Given request – Pull each line holding "bits" out of the entries below.
[START OF Material for this task]
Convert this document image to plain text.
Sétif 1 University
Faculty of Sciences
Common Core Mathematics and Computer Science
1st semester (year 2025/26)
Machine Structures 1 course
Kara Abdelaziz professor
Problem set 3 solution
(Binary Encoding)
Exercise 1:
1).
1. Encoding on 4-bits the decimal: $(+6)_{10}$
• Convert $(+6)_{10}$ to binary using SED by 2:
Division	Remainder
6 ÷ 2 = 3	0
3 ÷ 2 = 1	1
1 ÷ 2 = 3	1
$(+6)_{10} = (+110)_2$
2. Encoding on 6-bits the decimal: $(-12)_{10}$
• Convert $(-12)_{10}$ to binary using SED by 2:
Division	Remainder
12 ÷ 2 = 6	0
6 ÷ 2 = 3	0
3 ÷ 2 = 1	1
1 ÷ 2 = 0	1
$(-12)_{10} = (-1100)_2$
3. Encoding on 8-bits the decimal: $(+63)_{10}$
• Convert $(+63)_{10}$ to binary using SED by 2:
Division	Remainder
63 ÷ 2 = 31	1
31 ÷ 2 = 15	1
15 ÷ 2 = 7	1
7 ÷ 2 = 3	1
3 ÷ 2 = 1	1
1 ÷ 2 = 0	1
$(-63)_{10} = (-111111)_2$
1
[END OF Material for this task]
Worked answer –
1. Encoding on 4-bits the decimal: $(+6)_{10}$
2. Encoding on 6-bits the decimal: $(-12)_{10}$
3. Encoding on 8-bits the decimal: $(+63)_{10}$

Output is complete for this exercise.